— TASK DATA —
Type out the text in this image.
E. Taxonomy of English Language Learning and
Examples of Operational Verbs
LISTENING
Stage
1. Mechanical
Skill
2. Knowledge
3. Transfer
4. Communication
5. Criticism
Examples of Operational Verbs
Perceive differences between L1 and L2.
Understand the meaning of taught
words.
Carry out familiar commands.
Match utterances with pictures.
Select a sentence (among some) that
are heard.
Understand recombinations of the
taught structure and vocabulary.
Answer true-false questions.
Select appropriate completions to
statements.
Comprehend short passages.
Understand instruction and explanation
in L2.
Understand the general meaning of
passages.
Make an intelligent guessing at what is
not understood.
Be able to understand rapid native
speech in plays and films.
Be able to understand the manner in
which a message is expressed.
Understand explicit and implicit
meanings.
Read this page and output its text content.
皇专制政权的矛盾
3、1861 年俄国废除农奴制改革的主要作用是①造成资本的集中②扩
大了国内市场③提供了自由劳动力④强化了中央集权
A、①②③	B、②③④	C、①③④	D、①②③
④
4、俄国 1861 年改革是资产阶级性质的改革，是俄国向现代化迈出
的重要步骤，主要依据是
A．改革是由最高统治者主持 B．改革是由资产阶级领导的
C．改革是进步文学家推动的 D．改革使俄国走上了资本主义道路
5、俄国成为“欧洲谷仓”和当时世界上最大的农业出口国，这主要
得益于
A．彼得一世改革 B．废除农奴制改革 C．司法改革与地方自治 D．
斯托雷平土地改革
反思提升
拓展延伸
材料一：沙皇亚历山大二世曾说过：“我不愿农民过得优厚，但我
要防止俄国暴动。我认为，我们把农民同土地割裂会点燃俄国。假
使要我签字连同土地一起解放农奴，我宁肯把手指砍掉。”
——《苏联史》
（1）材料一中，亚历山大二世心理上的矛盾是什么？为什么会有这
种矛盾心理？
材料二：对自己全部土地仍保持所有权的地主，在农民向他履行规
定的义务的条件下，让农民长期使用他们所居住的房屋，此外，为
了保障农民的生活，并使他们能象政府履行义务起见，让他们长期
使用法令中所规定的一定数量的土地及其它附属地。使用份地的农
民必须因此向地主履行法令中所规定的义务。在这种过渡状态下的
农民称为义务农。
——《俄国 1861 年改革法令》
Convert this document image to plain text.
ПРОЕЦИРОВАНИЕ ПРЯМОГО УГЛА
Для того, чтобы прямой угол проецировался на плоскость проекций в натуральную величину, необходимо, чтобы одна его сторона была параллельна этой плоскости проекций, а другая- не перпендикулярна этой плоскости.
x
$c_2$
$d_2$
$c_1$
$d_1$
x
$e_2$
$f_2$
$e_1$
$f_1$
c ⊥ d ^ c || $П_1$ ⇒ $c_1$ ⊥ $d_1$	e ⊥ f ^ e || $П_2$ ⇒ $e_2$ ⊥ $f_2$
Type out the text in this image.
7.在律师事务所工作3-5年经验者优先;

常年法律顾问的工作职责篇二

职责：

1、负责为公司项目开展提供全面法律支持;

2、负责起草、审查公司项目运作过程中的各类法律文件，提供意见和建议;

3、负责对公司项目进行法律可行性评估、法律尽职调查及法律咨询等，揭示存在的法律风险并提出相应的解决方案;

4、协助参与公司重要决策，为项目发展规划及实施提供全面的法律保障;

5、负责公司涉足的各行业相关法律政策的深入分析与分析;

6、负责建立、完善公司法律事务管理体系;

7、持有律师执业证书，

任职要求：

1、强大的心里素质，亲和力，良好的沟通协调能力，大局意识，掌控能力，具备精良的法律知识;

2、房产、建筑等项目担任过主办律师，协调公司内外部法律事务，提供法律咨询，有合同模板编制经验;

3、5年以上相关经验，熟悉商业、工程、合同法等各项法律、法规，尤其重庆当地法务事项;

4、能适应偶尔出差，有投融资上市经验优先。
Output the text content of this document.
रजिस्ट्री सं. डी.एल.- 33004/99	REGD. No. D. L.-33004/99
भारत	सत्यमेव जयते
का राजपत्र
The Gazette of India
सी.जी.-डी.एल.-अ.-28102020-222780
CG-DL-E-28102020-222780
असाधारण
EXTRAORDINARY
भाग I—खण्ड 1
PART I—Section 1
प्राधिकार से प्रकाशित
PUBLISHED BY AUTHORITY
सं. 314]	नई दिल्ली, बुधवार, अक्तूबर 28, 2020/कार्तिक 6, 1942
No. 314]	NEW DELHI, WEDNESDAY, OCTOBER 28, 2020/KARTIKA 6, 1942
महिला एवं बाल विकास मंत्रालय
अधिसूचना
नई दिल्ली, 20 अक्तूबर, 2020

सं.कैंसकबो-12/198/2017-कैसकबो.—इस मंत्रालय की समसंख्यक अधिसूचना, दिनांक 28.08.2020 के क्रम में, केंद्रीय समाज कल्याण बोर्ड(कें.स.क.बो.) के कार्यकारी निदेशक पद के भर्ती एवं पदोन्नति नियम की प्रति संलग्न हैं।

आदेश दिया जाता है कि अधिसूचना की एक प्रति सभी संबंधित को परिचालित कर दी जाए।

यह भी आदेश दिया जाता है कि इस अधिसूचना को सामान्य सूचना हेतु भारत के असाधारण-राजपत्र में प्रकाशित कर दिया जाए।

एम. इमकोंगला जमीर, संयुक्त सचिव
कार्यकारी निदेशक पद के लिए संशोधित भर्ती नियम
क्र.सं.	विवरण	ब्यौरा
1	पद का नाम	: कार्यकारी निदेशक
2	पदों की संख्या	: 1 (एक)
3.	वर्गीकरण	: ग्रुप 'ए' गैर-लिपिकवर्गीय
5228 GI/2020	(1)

— WRITTEN PROBLEM —
Repeat the material word for word, in full.

— THE RESULT —
Type out the text in this image.
E. Taxonomy of English Language Learning and
Examples of Operational Verbs
LISTENING
Stage
1. Mechanical
Skill
2. Knowledge
3. Transfer
4. Communication
5. Criticism
Examples of Operational Verbs
Perceive differences between L1 and L2.
Understand the meaning of taught
words.
Carry out familiar commands.
Match utterances with pictures.
Select a sentence (among some) that
are heard.
Understand recombinations of the
taught structure and vocabulary.
Answer true-false questions.
Select appropriate completions to
statements.
Comprehend short passages.
Understand instruction and explanation
in L2.
Understand the general meaning of
passages.
Make an intelligent guessing at what is
not understood.
Be able to understand rapid native
speech in plays and films.
Be able to understand the manner in
which a message is expressed.
Understand explicit and implicit
meanings.
Read this page and output its text content.
皇专制政权的矛盾
3、1861 年俄国废除农奴制改革的主要作用是①造成资本的集中②扩
大了国内市场③提供了自由劳动力④强化了中央集权
A、①②③	B、②③④	C、①③④	D、①②③
④
4、俄国 1861 年改革是资产阶级性质的改革，是俄国向现代化迈出
的重要步骤，主要依据是
A．改革是由最高统治者主持 B．改革是由资产阶级领导的
C．改革是进步文学家推动的 D．改革使俄国走上了资本主义道路
5、俄国成为“欧洲谷仓”和当时世界上最大的农业出口国，这主要
得益于
A．彼得一世改革 B．废除农奴制改革 C．司法改革与地方自治 D．
斯托雷平土地改革
反思提升
拓展延伸
材料一：沙皇亚历山大二世曾说过：“我不愿农民过得优厚，但我
要防止俄国暴动。我认为，我们把农民同土地割裂会点燃俄国。假
使要我签字连同土地一起解放农奴，我宁肯把手指砍掉。”
——《苏联史》
（1）材料一中，亚历山大二世心理上的矛盾是什么？为什么会有这
种矛盾心理？
材料二：对自己全部土地仍保持所有权的地主，在农民向他履行规
定的义务的条件下，让农民长期使用他们所居住的房屋，此外，为
了保障农民的生活，并使他们能象政府履行义务起见，让他们长期
使用法令中所规定的一定数量的土地及其它附属地。使用份地的农
民必须因此向地主履行法令中所规定的义务。在这种过渡状态下的
农民称为义务农。
——《俄国 1861 年改革法令》
Convert this document image to plain text.
ПРОЕЦИРОВАНИЕ ПРЯМОГО УГЛА
Для того, чтобы прямой угол проецировался на плоскость проекций в натуральную величину, необходимо, чтобы одна его сторона была параллельна этой плоскости проекций, а другая- не перпендикулярна этой плоскости.
x
$c_2$
$d_2$
$c_1$
$d_1$
x
$e_2$
$f_2$
$e_1$
$f_1$
c ⊥ d ^ c || $П_1$ ⇒ $c_1$ ⊥ $d_1$	e ⊥ f ^ e || $П_2$ ⇒ $e_2$ ⊥ $f_2$
Type out the text in this image.
7.在律师事务所工作3-5年经验者优先;

常年法律顾问的工作职责篇二

职责：

1、负责为公司项目开展提供全面法律支持;

2、负责起草、审查公司项目运作过程中的各类法律文件，提供意见和建议;

3、负责对公司项目进行法律可行性评估、法律尽职调查及法律咨询等，揭示存在的法律风险并提出相应的解决方案;

4、协助参与公司重要决策，为项目发展规划及实施提供全面的法律保障;

5、负责公司涉足的各行业相关法律政策的深入分析与分析;

6、负责建立、完善公司法律事务管理体系;

7、持有律师执业证书，

任职要求：

1、强大的心里素质，亲和力，良好的沟通协调能力，大局意识，掌控能力，具备精良的法律知识;

2、房产、建筑等项目担任过主办律师，协调公司内外部法律事务，提供法律咨询，有合同模板编制经验;

3、5年以上相关经验，熟悉商业、工程、合同法等各项法律、法规，尤其重庆当地法务事项;

4、能适应偶尔出差，有投融资上市经验优先。
Output the text content of this document.
रजिस्ट्री सं. डी.एल.- 33004/99	REGD. No. D. L.-33004/99
भारत	सत्यमेव जयते
का राजपत्र
The Gazette of India
सी.जी.-डी.एल.-अ.-28102020-222780
CG-DL-E-28102020-222780
असाधारण
EXTRAORDINARY
भाग I—खण्ड 1
PART I—Section 1
प्राधिकार से प्रकाशित
PUBLISHED BY AUTHORITY
सं. 314]	नई दिल्ली, बुधवार, अक्तूबर 28, 2020/कार्तिक 6, 1942
No. 314]	NEW DELHI, WEDNESDAY, OCTOBER 28, 2020/KARTIKA 6, 1942
महिला एवं बाल विकास मंत्रालय
अधिसूचना
नई दिल्ली, 20 अक्तूबर, 2020

सं.कैंसकबो-12/198/2017-कैसकबो.—इस मंत्रालय की समसंख्यक अधिसूचना, दिनांक 28.08.2020 के क्रम में, केंद्रीय समाज कल्याण बोर्ड(कें.स.क.बो.) के कार्यकारी निदेशक पद के भर्ती एवं पदोन्नति नियम की प्रति संलग्न हैं।

आदेश दिया जाता है कि अधिसूचना की एक प्रति सभी संबंधित को परिचालित कर दी जाए।

यह भी आदेश दिया जाता है कि इस अधिसूचना को सामान्य सूचना हेतु भारत के असाधारण-राजपत्र में प्रकाशित कर दिया जाए।

एम. इमकोंगला जमीर, संयुक्त सचिव
कार्यकारी निदेशक पद के लिए संशोधित भर्ती नियम
क्र.सं.	विवरण	ब्यौरा
1	पद का नाम	: कार्यकारी निदेशक
2	पदों की संख्या	: 1 (एक)
3.	वर्गीकरण	: ग्रुप 'ए' गैर-लिपिकवर्गीय
5228 GI/2020	(1)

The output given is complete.